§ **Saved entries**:
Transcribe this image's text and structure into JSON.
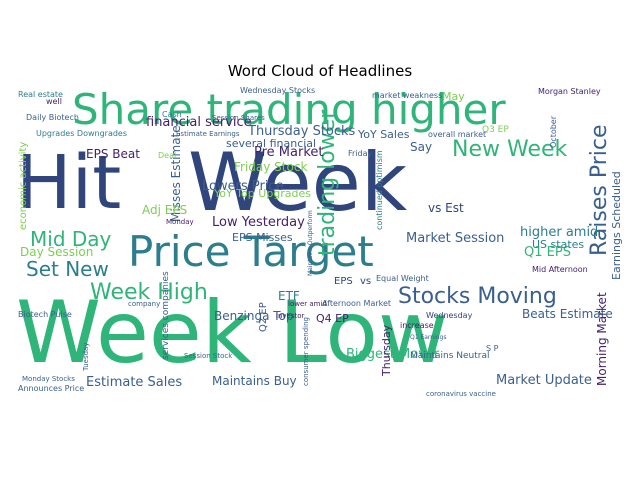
{
  "chart_data": {
    "type": "word_cloud",
    "title": "Word Cloud of Headlines",
    "palette": {
      "navy": "#31457d",
      "teal": "#2c7e8e",
      "green": "#2fb57a",
      "lime": "#7ccf51",
      "yellow": "#d9e21a",
      "purple": "#45216b",
      "blue": "#3a5f8e"
    },
    "words": [
      {
        "text": "Hit",
        "weight": 1.0,
        "color": "#31457d"
      },
      {
        "text": "Week",
        "weight": 1.0,
        "color": "#31457d"
      },
      {
        "text": "Week Low",
        "weight": 1.0,
        "color": "#2fb57a"
      },
      {
        "text": "Share trading higher",
        "weight": 0.5,
        "color": "#2fb57a"
      },
      {
        "text": "Price Target",
        "weight": 0.5,
        "color": "#2c7e8e"
      },
      {
        "text": "Week High",
        "weight": 0.3,
        "color": "#2fb57a"
      },
      {
        "text": "Stocks Moving",
        "weight": 0.3,
        "color": "#3a5f8e"
      },
      {
        "text": "New Week",
        "weight": 0.25,
        "color": "#2fb57a"
      },
      {
        "text": "Mid Day",
        "weight": 0.25,
        "color": "#2fb57a"
      },
      {
        "text": "Set New",
        "weight": 0.25,
        "color": "#2c7e8e"
      },
      {
        "text": "Raises Price",
        "weight": 0.25,
        "color": "#3a5f8e"
      },
      {
        "text": "trading lower",
        "weight": 0.25,
        "color": "#2fb57a"
      },
      {
        "text": "financial service",
        "weight": 0.15,
        "color": "#45216b"
      },
      {
        "text": "Thursday Stocks",
        "weight": 0.15,
        "color": "#3a5f8e"
      },
      {
        "text": "Lowers Price",
        "weight": 0.15,
        "color": "#3a5f8e"
      },
      {
        "text": "Low Yesterday",
        "weight": 0.15,
        "color": "#45216b"
      },
      {
        "text": "Pre Market",
        "weight": 0.15,
        "color": "#45216b"
      },
      {
        "text": "Market Session",
        "weight": 0.15,
        "color": "#3a5f8e"
      },
      {
        "text": "Q1 EPS",
        "weight": 0.15,
        "color": "#2fb57a"
      },
      {
        "text": "higher amid",
        "weight": 0.15,
        "color": "#2c7e8e"
      },
      {
        "text": "Biggest Mover",
        "weight": 0.15,
        "color": "#2fb57a"
      },
      {
        "text": "Market Update",
        "weight": 0.15,
        "color": "#3a5f8e"
      },
      {
        "text": "Estimate Sales",
        "weight": 0.15,
        "color": "#3a5f8e"
      },
      {
        "text": "Misses Estimate",
        "weight": 0.1,
        "color": "#3a5f8e"
      },
      {
        "text": "EPS Beat",
        "weight": 0.1,
        "color": "#45216b"
      },
      {
        "text": "EPS Misses",
        "weight": 0.1,
        "color": "#3a5f8e"
      },
      {
        "text": "vs Est",
        "weight": 0.1,
        "color": "#31457d"
      },
      {
        "text": "Say",
        "weight": 0.1,
        "color": "#3a5f8e"
      },
      {
        "text": "Adj EPS",
        "weight": 0.1,
        "color": "#7ccf51"
      },
      {
        "text": "Day Session",
        "weight": 0.1,
        "color": "#7ccf51"
      },
      {
        "text": "Benzinga Top",
        "weight": 0.1,
        "color": "#3a5f8e"
      },
      {
        "text": "ETF",
        "weight": 0.1,
        "color": "#2c7e8e"
      },
      {
        "text": "Maintains Buy",
        "weight": 0.1,
        "color": "#3a5f8e"
      },
      {
        "text": "Beats Estimate",
        "weight": 0.1,
        "color": "#3a5f8e"
      },
      {
        "text": "Morning Market",
        "weight": 0.1,
        "color": "#45216b"
      },
      {
        "text": "Friday Stock",
        "weight": 0.1,
        "color": "#7ccf51"
      },
      {
        "text": "YoY Top Upgrades",
        "weight": 0.1,
        "color": "#7ccf51"
      },
      {
        "text": "several financial",
        "weight": 0.08,
        "color": "#3a5f8e"
      },
      {
        "text": "YoY Sales",
        "weight": 0.08,
        "color": "#3a5f8e"
      },
      {
        "text": "Earnings Scheduled",
        "weight": 0.08,
        "color": "#3a5f8e"
      },
      {
        "text": "economic activity",
        "weight": 0.08,
        "color": "#7ccf51"
      },
      {
        "text": "US states",
        "weight": 0.08,
        "color": "#2c7e8e"
      },
      {
        "text": "Thursday",
        "weight": 0.08,
        "color": "#45216b"
      },
      {
        "text": "Q4 EP",
        "weight": 0.08,
        "color": "#45216b"
      },
      {
        "text": "Q2 EP",
        "weight": 0.06,
        "color": "#3a5f8e"
      },
      {
        "text": "EPS",
        "weight": 0.06,
        "color": "#31457d"
      },
      {
        "text": "vs",
        "weight": 0.06,
        "color": "#31457d"
      },
      {
        "text": "Maintains Neutral",
        "weight": 0.06,
        "color": "#3a5f8e"
      },
      {
        "text": "Real estate",
        "weight": 0.04,
        "color": "#2c7e8e"
      },
      {
        "text": "Daily Biotech",
        "weight": 0.04,
        "color": "#3a5f8e"
      },
      {
        "text": "Upgrades Downgrades",
        "weight": 0.04,
        "color": "#2c7e8e"
      },
      {
        "text": "Wednesday Stocks",
        "weight": 0.04,
        "color": "#3a5f8e"
      },
      {
        "text": "market weakness",
        "weight": 0.04,
        "color": "#3a5f8e"
      },
      {
        "text": "May",
        "weight": 0.06,
        "color": "#7ccf51"
      },
      {
        "text": "Morgan Stanley",
        "weight": 0.04,
        "color": "#45216b"
      },
      {
        "text": "Session Shares",
        "weight": 0.03,
        "color": "#3a5f8e"
      },
      {
        "text": "Estimate Earnings",
        "weight": 0.03,
        "color": "#3a5f8e"
      },
      {
        "text": "Cash",
        "weight": 0.04,
        "color": "#2c7e8e"
      },
      {
        "text": "Deal",
        "weight": 0.04,
        "color": "#7ccf51"
      },
      {
        "text": "overall market",
        "weight": 0.04,
        "color": "#3a5f8e"
      },
      {
        "text": "Q3 EP",
        "weight": 0.05,
        "color": "#7ccf51"
      },
      {
        "text": "Wednesday",
        "weight": 0.04,
        "color": "#31457d"
      },
      {
        "text": "Afternoon Market",
        "weight": 0.04,
        "color": "#3a5f8e"
      },
      {
        "text": "increase",
        "weight": 0.04,
        "color": "#45216b"
      },
      {
        "text": "continued optimism",
        "weight": 0.04,
        "color": "#2c7e8e"
      },
      {
        "text": "Mid Afternoon",
        "weight": 0.04,
        "color": "#45216b"
      },
      {
        "text": "Biotech Pulse",
        "weight": 0.04,
        "color": "#3a5f8e"
      },
      {
        "text": "Monday",
        "weight": 0.03,
        "color": "#45216b"
      },
      {
        "text": "services companies",
        "weight": 0.04,
        "color": "#3a5f8e"
      },
      {
        "text": "consumer spending",
        "weight": 0.03,
        "color": "#3a5f8e"
      },
      {
        "text": "Session Stock",
        "weight": 0.04,
        "color": "#3a5f8e"
      },
      {
        "text": "Announces Price",
        "weight": 0.04,
        "color": "#3a5f8e"
      },
      {
        "text": "Monday Stocks",
        "weight": 0.03,
        "color": "#3a5f8e"
      },
      {
        "text": "coronavirus vaccine",
        "weight": 0.04,
        "color": "#3a5f8e"
      },
      {
        "text": "Tuesday",
        "weight": 0.03,
        "color": "#3a5f8e"
      },
      {
        "text": "company",
        "weight": 0.03,
        "color": "#3a5f8e"
      },
      {
        "text": "lower amid",
        "weight": 0.04,
        "color": "#45216b"
      },
      {
        "text": "investor",
        "weight": 0.03,
        "color": "#45216b"
      },
      {
        "text": "Maintains Outperform",
        "weight": 0.03,
        "color": "#3a5f8e"
      },
      {
        "text": "Equal Weight",
        "weight": 0.03,
        "color": "#3a5f8e"
      },
      {
        "text": "S P",
        "weight": 0.03,
        "color": "#3a5f8e"
      },
      {
        "text": "Q1 Earnings",
        "weight": 0.02,
        "color": "#3a5f8e"
      },
      {
        "text": "October",
        "weight": 0.03,
        "color": "#3a5f8e"
      },
      {
        "text": "Friday",
        "weight": 0.03,
        "color": "#3a5f8e"
      },
      {
        "text": "well",
        "weight": 0.03,
        "color": "#45216b"
      }
    ]
  }
}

§ **Problem details**: Please report how many lines of the entries above contain the string "Wednesday". Reply with only the number.

§ **Answer to this exercise**: 2